#### Aim of the task
From the listing below, pull out every line where the string "data" appears.
*-*-*
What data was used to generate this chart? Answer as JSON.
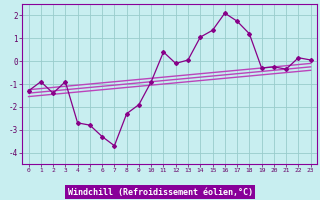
{
  "x": [
    0,
    1,
    2,
    3,
    4,
    5,
    6,
    7,
    8,
    9,
    10,
    11,
    12,
    13,
    14,
    15,
    16,
    17,
    18,
    19,
    20,
    21,
    22,
    23
  ],
  "y_main": [
    -1.3,
    -0.9,
    -1.4,
    -0.9,
    -2.7,
    -2.8,
    -3.3,
    -3.7,
    -2.3,
    -1.9,
    -0.9,
    0.4,
    -0.1,
    0.05,
    1.05,
    1.35,
    2.1,
    1.75,
    1.2,
    -0.3,
    -0.25,
    -0.35,
    0.15,
    0.05
  ],
  "y_reg1": [
    -1.25,
    -1.2,
    -1.15,
    -1.1,
    -1.05,
    -1.0,
    -0.95,
    -0.9,
    -0.85,
    -0.8,
    -0.75,
    -0.7,
    -0.65,
    -0.6,
    -0.55,
    -0.5,
    -0.45,
    -0.4,
    -0.35,
    -0.3,
    -0.25,
    -0.2,
    -0.15,
    -0.1
  ],
  "y_reg2": [
    -1.4,
    -1.35,
    -1.3,
    -1.25,
    -1.2,
    -1.15,
    -1.1,
    -1.05,
    -1.0,
    -0.95,
    -0.9,
    -0.85,
    -0.8,
    -0.75,
    -0.7,
    -0.65,
    -0.6,
    -0.55,
    -0.5,
    -0.45,
    -0.4,
    -0.35,
    -0.3,
    -0.25
  ],
  "y_reg3": [
    -1.55,
    -1.5,
    -1.45,
    -1.4,
    -1.35,
    -1.3,
    -1.25,
    -1.2,
    -1.15,
    -1.1,
    -1.05,
    -1.0,
    -0.95,
    -0.9,
    -0.85,
    -0.8,
    -0.75,
    -0.7,
    -0.65,
    -0.6,
    -0.55,
    -0.5,
    -0.45,
    -0.4
  ],
  "color_main": "#880088",
  "color_reg": "#bb44bb",
  "bg_color": "#c8eef0",
  "grid_color": "#99cccc",
  "tick_color": "#660066",
  "border_color": "#880099",
  "xlabel": "Windchill (Refroidissement éolien,°C)",
  "xlabel_bg": "#880099",
  "xlabel_fg": "#ffffff",
  "ylim": [
    -4.5,
    2.5
  ],
  "xlim": [
    -0.5,
    23.5
  ],
  "yticks": [
    -4,
    -3,
    -2,
    -1,
    0,
    1,
    2
  ],
  "xticks": [
    0,
    1,
    2,
    3,
    4,
    5,
    6,
    7,
    8,
    9,
    10,
    11,
    12,
    13,
    14,
    15,
    16,
    17,
    18,
    19,
    20,
    21,
    22,
    23
  ]
}
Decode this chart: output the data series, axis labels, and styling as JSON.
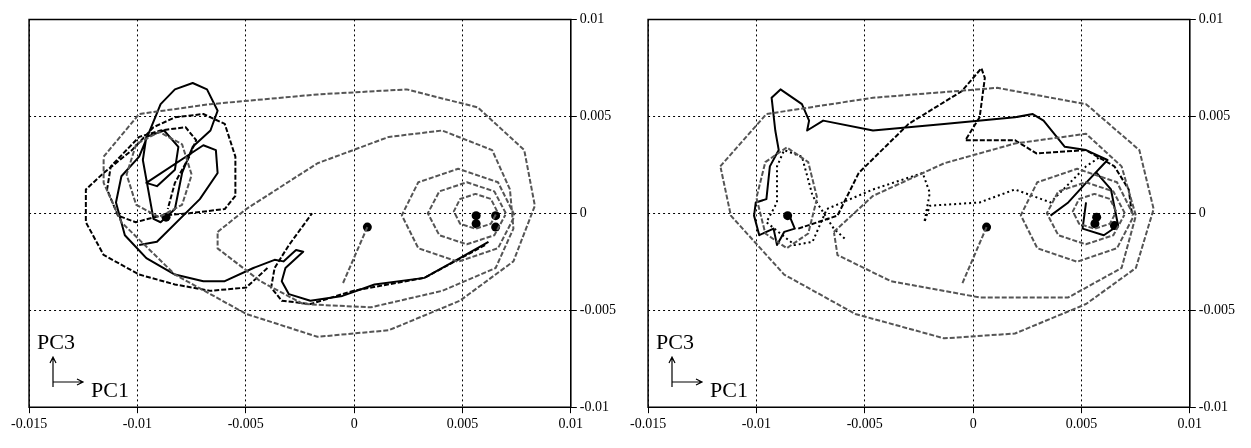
*-*-*
#### Result of this exercise
What data was used to generate this chart? Answer as JSON.
Decode this chart: output the data series, axis labels, and styling as JSON.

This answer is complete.